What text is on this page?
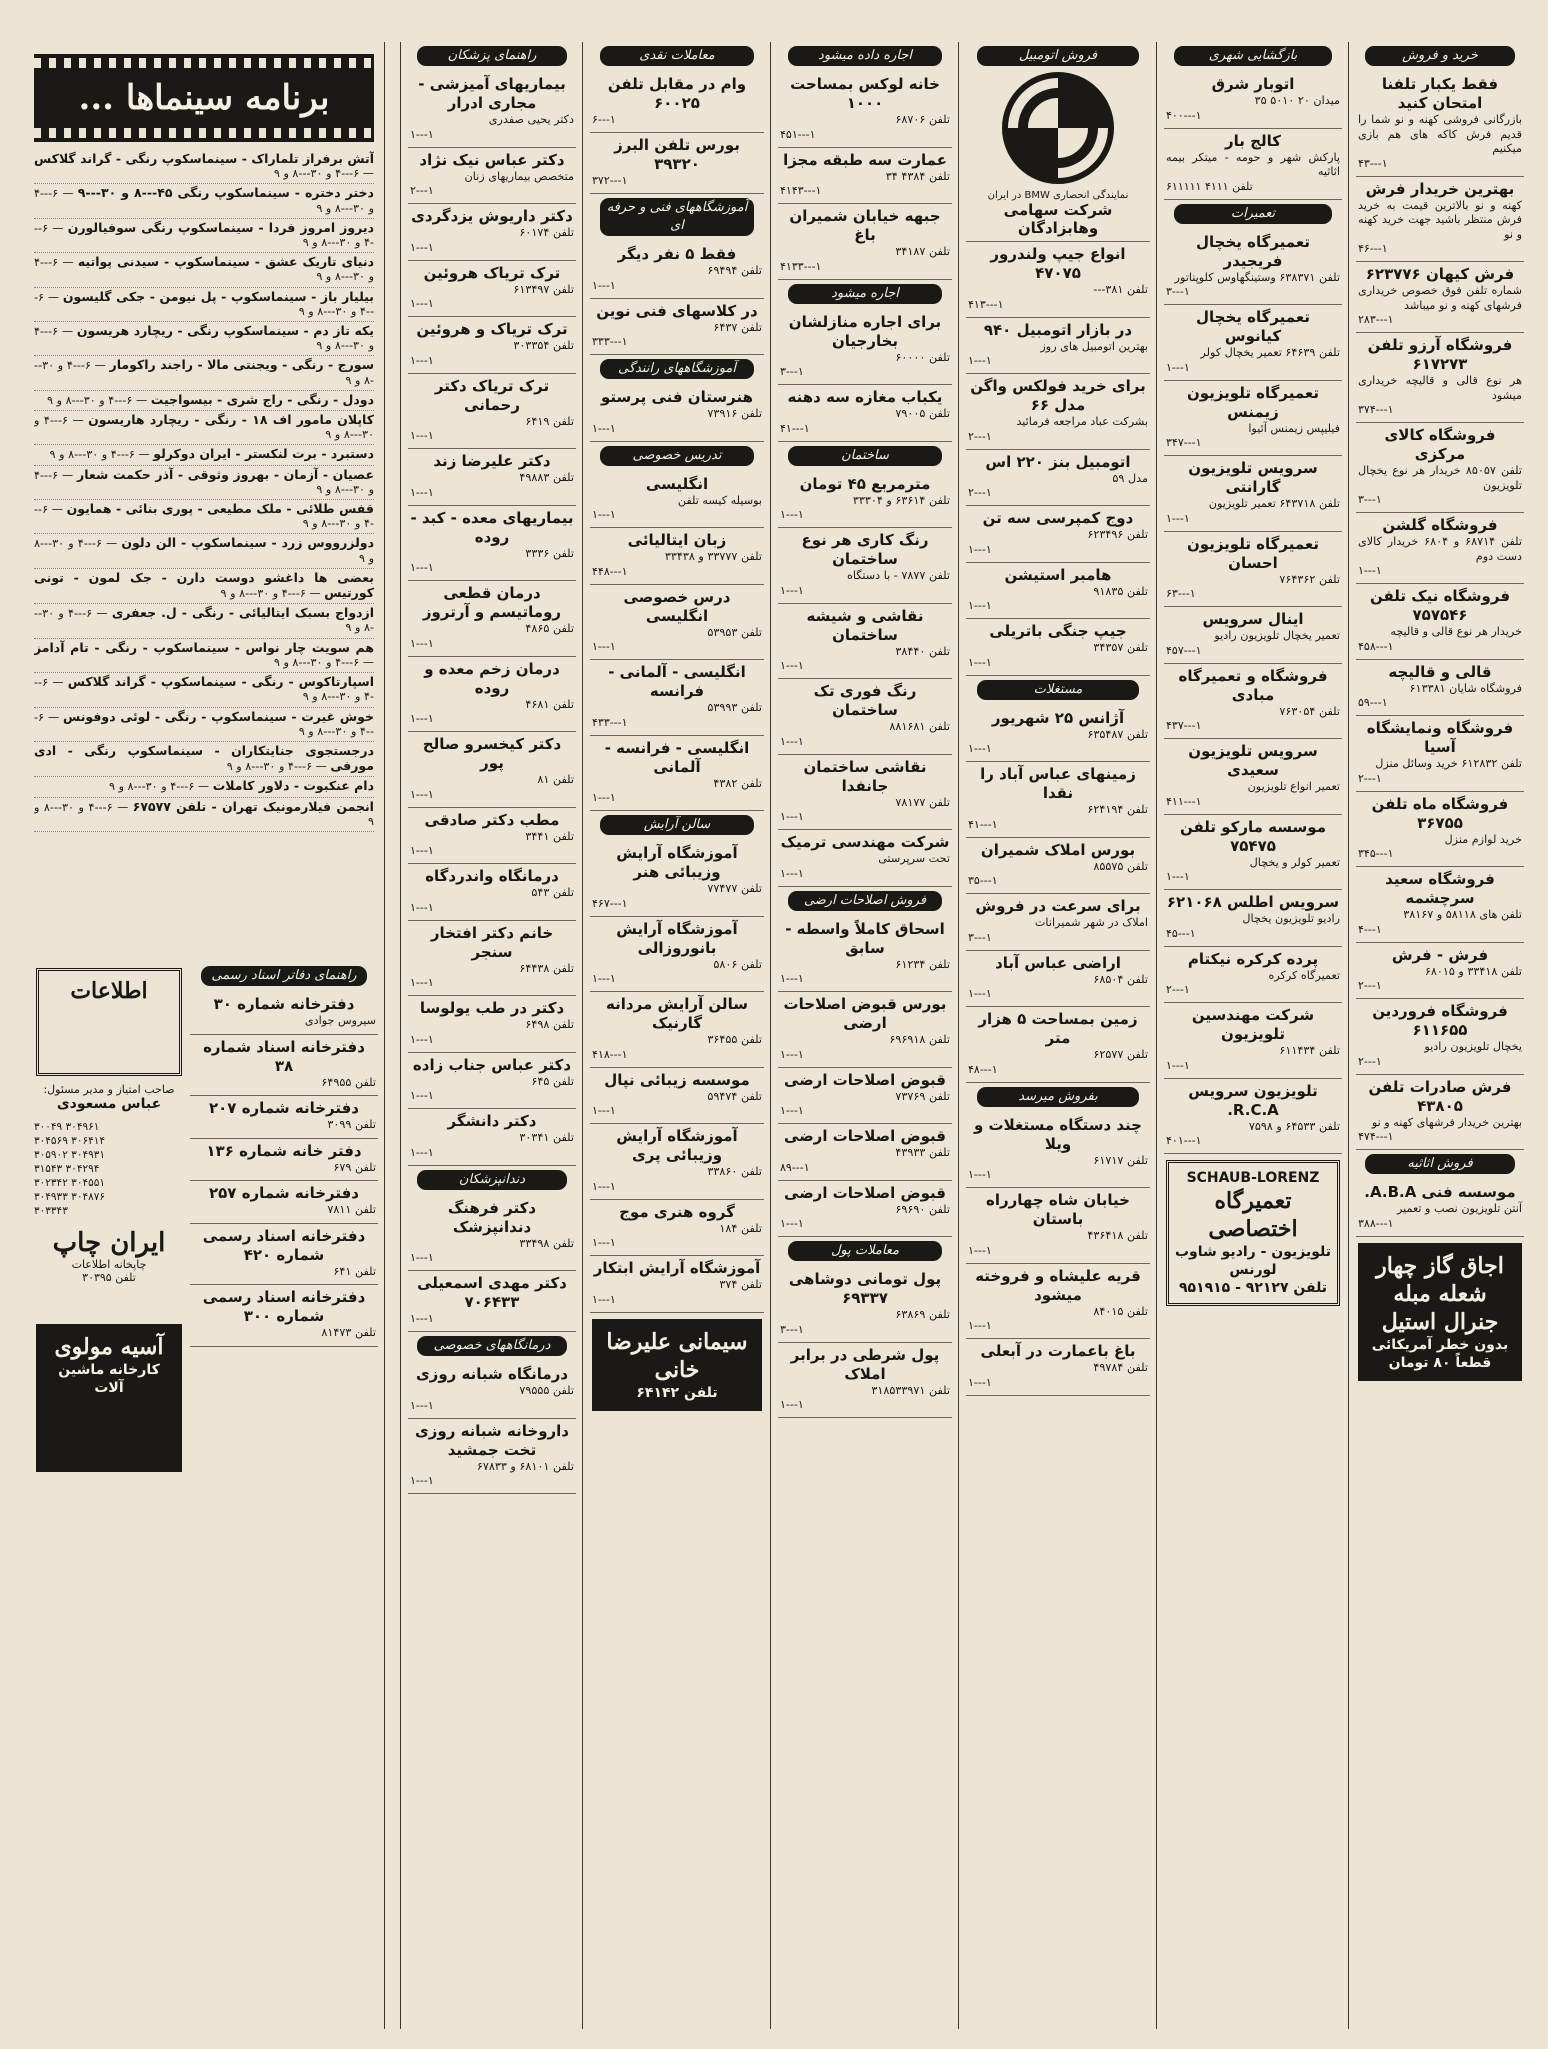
برنامه سینماها ...
آتش برفراز تلماراک - سینماسکوپ رنگی - گراند گلاکس — ۶---۴ و ۳۰---۸ و ۹
دختر دختره - سینماسکوپ رنگی ۴۵---۸ و ۳۰---۹ — ۶---۴ و ۳۰---۸ و ۹
دیروز امروز فردا - سینماسکوپ رنگی سوفیالورن — ۶---۴ و ۳۰---۸ و ۹
دنیای تاریک عشق - سینماسکوپ - سیدنی پواتیه — ۶---۴ و ۳۰---۸ و ۹
بیلیار باز - سینماسکوپ - پل نیومن - جکی گلیسون — ۶---۴ و ۳۰---۸ و ۹
یکه تاز دم - سینماسکوپ رنگی - ریچارد هریسون — ۶---۴ و ۳۰---۸ و ۹
سورج - رنگی - ویجنتی مالا - راجند راکومار — ۶---۴ و ۳۰---۸ و ۹
دودل - رنگی - راج شری - بیسواجیت — ۶---۴ و ۳۰---۸ و ۹
کاپلان مامور اف ۱۸ - رنگی - ریچارد هاریسون — ۶---۴ و ۳۰---۸ و ۹
دستبرد - برت لنکستر - ایران دوکرلو — ۶---۴ و ۳۰---۸ و ۹
عصیان - آزمان - بهروز وثوقی - آذر حکمت شعار — ۶---۴ و ۳۰---۸ و ۹
قفس طلائی - ملک مطیعی - پوری بنائی - همایون — ۶---۴ و ۳۰---۸ و ۹
دولزرووس زرد - سینماسکوپ - الن دلون — ۶---۴ و ۳۰---۸ و ۹
بعضی ها داغشو دوست دارن - جک لمون - تونی کورتیس — ۶---۴ و ۳۰---۸ و ۹
ازدواج بسبک ایتالیائی - رنگی - ل. جعفری — ۶---۴ و ۳۰---۸ و ۹
هم سویت چار نواس - سینماسکوپ - رنگی - تام آدامز — ۶---۴ و ۳۰---۸ و ۹
اسپارتاکوس - رنگی - سینماسکوپ - گراند گلاکس — ۶---۴ و ۳۰---۸ و ۹
خوش غیرت - سینماسکوپ - رنگی - لوئی دوفونس — ۶---۴ و ۳۰---۸ و ۹
درجستجوی جنایتکاران - سینماسکوپ رنگی - ادی مورفی — ۶---۴ و ۳۰---۸ و ۹
دام عنکبوت - دلاور کاملات — ۶---۴ و ۳۰---۸ و ۹
انجمن فیلارمونیک تهران - تلفن ۶۷۵۷۷ — ۶---۴ و ۳۰---۸ و ۹
اطلاعات
صاحب امتیاز و مدیر مسئول:
عباس مسعودی
۳۰۰۴۹ ۳۰۴۹۶۱
۳۰۴۵۶۹ ۳۰۶۴۱۴
۳۰۵۹۰۲ ۳۰۴۹۳۱
۳۱۵۴۳ ۳۰۴۲۹۴
۳۰۲۳۴۲ ۳۰۴۵۵۱
۳۰۴۹۳۳ ۳۰۴۸۷۶
۳۰۳۳۴۳
ایران چاپ
چاپخانه اطلاعات
تلفن ۳۰۳۹۵
آسیه مولوی
کارخانه ماشین آلات
راهنمای دفاتر اسناد رسمی
دفترخانه شماره ۳۰
سیروس جوادی
دفترخانه اسناد شماره ۳۸
تلفن ۶۴۹۵۵
دفترخانه شماره ۲۰۷
تلفن ۳۰۹۹
دفتر خانه شماره ۱۳۶
تلفن ۶۷۹
دفترخانه شماره ۲۵۷
تلفن ۷۸۱۱
دفترخانه اسناد رسمی شماره ۴۲۰
تلفن ۶۴۱
دفترخانه اسناد رسمی شماره ۳۰۰
تلفن ۸۱۴۷۳
خرید و فروش
فقط یکبار تلفنا امتحان کنید
بازرگانی فروشی کهنه و نو شما را قدیم فرش کاکه های هم بازی میکنیم
۴۳---۱
بهترین خریدار فرش
کهنه و نو بالاترین قیمت به خرید فرش منتظر باشید جهت خرید کهنه و نو
۴۶---۱
فرش کیهان ۶۲۳۷۷۶
شماره تلفن فوق خصوص خریداری فرشهای کهنه و نو میباشد
۲۸۳---۱
فروشگاه آرزو تلفن ۶۱۷۲۷۳
هر نوع قالی و قالیچه خریداری میشود
۳۷۴---۱
فروشگاه کالای مرکزی
تلفن ۸۵۰۵۷ خریدار هر نوع یخچال تلویزیون
۳---۱
فروشگاه گلشن
تلفن ۶۸۷۱۴ و ۶۸۰۴ خریدار کالای دست دوم
۱---۱
فروشگاه نیک تلفن ۷۵۷۵۴۶
خریدار هر نوع قالی و قالیچه
۴۵۸---۱
قالی و قالیچه
فروشگاه شایان ۶۱۳۳۸۱
۵۹---۱
فروشگاه ونمایشگاه آسیا
تلفن ۶۱۲۸۳۲ خرید وسائل منزل
۲---۱
فروشگاه ماه تلفن ۳۶۷۵۵
خرید لوازم منزل
۳۴۵---۱
فروشگاه سعید سرچشمه
تلفن های ۵۸۱۱۸ و ۳۸۱۶۷
۴---۱
فرش - فرش
تلفن ۳۳۴۱۸ و ۶۸۰۱۵
۲---۱
فروشگاه فروردین ۶۱۱۶۵۵
یخچال تلویزیون رادیو
۲---۱
فرش صادرات تلفن ۴۳۸۰۵
بهترین خریدار فرشهای کهنه و نو
۴۷۴---۱
فروش اثاثیه
موسسه فنی A.B.A.
آنتن تلویزیون نصب و تعمیر
۳۸۸---۱
اجاق گاز چهار شعله مبله جنرال استیل
بدون خطر آمریکائی قطعاً ۸۰ تومان
بازگشایی شهری
اتوبار شرق
میدان ۲۰ ۵۰۱۰ ۳۵
۴۰۰---۱
کالج بار
پارکش شهر و حومه - میتکر بیمه اثاثیه
تلفن ۴۱۱۱ ۶۱۱۱۱۱
تعمیرات
تعمیرگاه یخچال فریجیدر
تلفن ۶۳۸۳۷۱ وستینگهاوس کلوپناتور
۳---۱
تعمیرگاه یخچال کیانوس
تلفن ۶۴۶۳۹ تعمیر یخچال کولر
۱---۱
تعمیرگاه تلویزیون زیمنس
فیلیپس زیمنس آئیوا
۳۴۷---۱
سرویس تلویزیون گارانتی
تلفن ۶۴۳۷۱۸ تعمیر تلویزیون
۱---۱
تعمیرگاه تلویزیون احسان
تلفن ۷۶۴۳۶۲
۶۳---۱
اینال سرویس
تعمیر یخچال تلویزیون رادیو
۴۵۷---۱
فروشگاه و تعمیرگاه مبادی
تلفن ۷۶۳۰۵۴
۴۳۷---۱
سرویس تلویزیون سعیدی
تعمیر انواع تلویزیون
۴۱۱---۱
موسسه مارکو تلفن ۷۵۴۷۵
تعمیر کولر و یخچال
۱---۱
سرویس اطلس ۶۲۱۰۶۸
رادیو تلویزیون یخچال
۴۵---۱
پرده کرکره نیکتام
تعمیرگاه کرکره
۲---۱
شرکت مهندسین تلویزیون
تلفن ۶۱۱۴۳۴
۱---۱
تلویزیون سرویس R.C.A.
تلفن ۶۴۵۳۳ و ۷۵۹۸
۴۰۱---۱
SCHAUB-LORENZ
تعمیرگاه اختصاصی
تلویزیون - رادیو شاوب لورنس
تلفن ۹۲۱۲۷ - ۹۵۱۹۱۵
فروش اتومبیل
نمایندگی انحصاری BMW در ایران
شرکت سهامی وهابزادگان
انواع جیپ ولندرور ۴۷۰۷۵
تلفن ۳۸۱---
۴۱۳---۱
در بازار اتومبیل ۹۴۰
بهترین اتومبیل های روز
۱---۱
برای خرید فولکس واگن مدل ۶۶
بشرکت عباد مراجعه فرمائید
۲---۱
اتومبیل بنز ۲۲۰ اس
مدل ۵۹
۲---۱
دوج کمپرسی سه تن
تلفن ۶۲۳۴۹۶
۱---۱
هامبر استیشن
تلفن ۹۱۸۳۵
۱---۱
جیپ جنگی باتریلی
تلفن ۳۴۳۵۷
۱---۱
مستغلات
آژانس ۲۵ شهریور
تلفن ۶۳۵۴۸۷
۱---۱
زمینهای عباس آباد را نقدا
تلفن ۶۲۴۱۹۴
۴۱---۱
بورس املاک شمیران
تلفن ۸۵۵۷۵
۳۵---۱
برای سرعت در فروش
املاک در شهر شمیرانات
۳---۱
اراضی عباس آباد
تلفن ۶۸۵۰۴
۱---۱
زمین بمساحت ۵ هزار متر
تلفن ۶۲۵۷۷
۴۸---۱
بفروش میرسد
چند دستگاه مستغلات و ویلا
تلفن ۶۱۷۱۷
۱---۱
خیابان شاه چهارراه باستان
تلفن ۴۳۶۴۱۸
۱---۱
قریه علیشاه و فروخته میشود
تلفن ۸۴۰۱۵
۱---۱
باغ باعمارت در آبعلی
تلفن ۴۹۷۸۴
۱---۱
اجاره داده میشود
خانه لوکس بمساحت ۱۰۰۰
تلفن ۶۸۷۰۶
۴۵۱---۱
عمارت سه طبقه مجزا
تلفن ۴۳۸۴ ۳۴
۴۱۴۳---۱
جبهه خیابان شمیران باغ
تلفن ۳۴۱۸۷
۴۱۳۳---۱
اجاره میشود
برای اجاره منازلشان بخارجیان
تلفن ۶۰۰۰۰
۳---۱
یکباب مغازه سه دهنه
تلفن ۷۹۰۰۵
۴۱---۱
ساختمان
مترمربع ۴۵ تومان
تلفن ۶۳۶۱۴ و ۳۳۳۰۴
۱---۱
رنگ کاری هر نوع ساختمان
تلفن ۷۸۷۷ - با دستگاه
۱---۱
نقاشی و شیشه ساختمان
تلفن ۳۸۴۴۰
۱---۱
رنگ فوری تک ساختمان
تلفن ۸۸۱۶۸۱
۱---۱
نقاشی ساختمان جانفدا
تلفن ۷۸۱۷۷
۱---۱
شرکت مهندسی ترمیک
تحت سرپرستی
۱---۱
فروش اصلاحات ارضی
اسحاق کاملاً واسطه - سابق
تلفن ۶۱۲۳۴
۱---۱
بورس قبوض اصلاحات ارضی
تلفن ۶۹۶۹۱۸
۱---۱
قبوض اصلاحات ارضی
تلفن ۷۳۷۶۹
۱---۱
قبوض اصلاحات ارضی
تلفن ۴۳۹۳۳
۸۹---۱
قبوض اصلاحات ارضی
تلفن ۶۹۶۹۰
۱---۱
معاملات پول
پول تومانی دوشاهی ۶۹۳۳۷
تلفن ۶۳۸۶۹
۳---۱
پول شرطی در برابر املاک
تلفن ۳۱۸۵۳۳۹۷۱
۱---۱
معاملات نقدی
وام در مقابل تلفن ۶۰۰۲۵
۶---۱
بورس تلفن البرز ۳۹۳۲۰
۳۷۲---۱
آموزشگاههای فنی و حرفه ای
فقط ۵ نفر دیگر
تلفن ۶۹۴۹۴
۱---۱
در کلاسهای فنی نوین
تلفن ۶۴۳۷
۳۳۳---۱
آموزشگاههای رانندگی
هنرستان فنی پرستو
تلفن ۷۳۹۱۶
۱---۱
تدریس خصوصی
انگلیسی
بوسیله کیسه تلفن
۱---۱
زبان ایتالیائی
تلفن ۳۳۷۷۷ و ۳۳۴۳۸
۴۴۸---۱
درس خصوصی انگلیسی
تلفن ۵۳۹۵۳
۱---۱
انگلیسی - آلمانی - فرانسه
تلفن ۵۳۹۹۳
۴۳۳---۱
انگلیسی - فرانسه - آلمانی
تلفن ۴۳۸۲
۱---۱
سالن آرایش
آموزشگاه آرایش وزیبائی هنر
تلفن ۷۷۴۷۷
۴۶۷---۱
آموزشگاه آرایش بانوروزالی
تلفن ۵۸۰۶
۱---۱
سالن آرایش مردانه گارنیک
تلفن ۳۶۴۵۵
۴۱۸---۱
موسسه زیبائی نپال
تلفن ۵۹۴۷۴
۱---۱
آموزشگاه آرایش وزیبائی پری
تلفن ۳۳۸۶۰
۱---۱
گروه هنری موج
تلفن ۱۸۴
۱---۱
آموزشگاه آرایش ابتکار
تلفن ۳۷۴
۱---۱
سیمانی علیرضا خانی
تلفن ۶۴۱۴۲
راهنمای پزشکان
بیماریهای آمیزشی - مجاری ادرار
دکتر یحیی صفدری
۱---۱
دکتر عباس نیک نژاد
متخصص بیماریهای زنان
۲---۱
دکتر داریوش یزدگردی
تلفن ۶۰۱۷۴
۱---۱
ترک تریاک هروئین
تلفن ۶۱۳۴۹۷
۱---۱
ترک تریاک و هروئین
تلفن ۳۰۳۳۵۴
۱---۱
ترک تریاک دکتر رحمانی
تلفن ۶۴۱۹
۱---۱
دکتر علیرضا زند
تلفن ۴۹۸۸۳
۱---۱
بیماریهای معده - کبد - روده
تلفن ۳۳۳۶
۱---۱
درمان قطعی روماتیسم و آرتروز
تلفن ۴۸۶۵
۱---۱
درمان زخم معده و روده
تلفن ۴۶۸۱
۱---۱
دکتر کیخسرو صالح پور
تلفن ۸۱
۱---۱
مطب دکتر صادقی
تلفن ۳۴۴۱
۱---۱
درمانگاه واندردگاه
تلفن ۵۴۳
۱---۱
خانم دکتر افتخار سنجر
تلفن ۶۴۴۳۸
۱---۱
دکتر در طب یولوسا
تلفن ۶۴۹۸
۱---۱
دکتر عباس جناب زاده
تلفن ۶۴۵
۱---۱
دکتر دانشگر
تلفن ۳۰۳۴۱
۱---۱
دندانپزشکان
دکتر فرهنگ دندانپزشک
تلفن ۳۳۴۹۸
۱---۱
دکتر مهدی اسمعیلی ۷۰۶۴۳۳
۱---۱
درمانگاههای خصوصی
درمانگاه شبانه روزی
تلفن ۷۹۵۵۵
۱---۱
داروخانه شبانه روزی تخت جمشید
تلفن ۶۸۱۰۱ و ۶۷۸۳۳
۱---۱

==================================================

EXERCISE OBJECTIVE
Select every line where the word "املاک" occurs.

RESULT
بورس املاک شمیران
املاک در شهر شمیرانات
پول شرطی در برابر املاک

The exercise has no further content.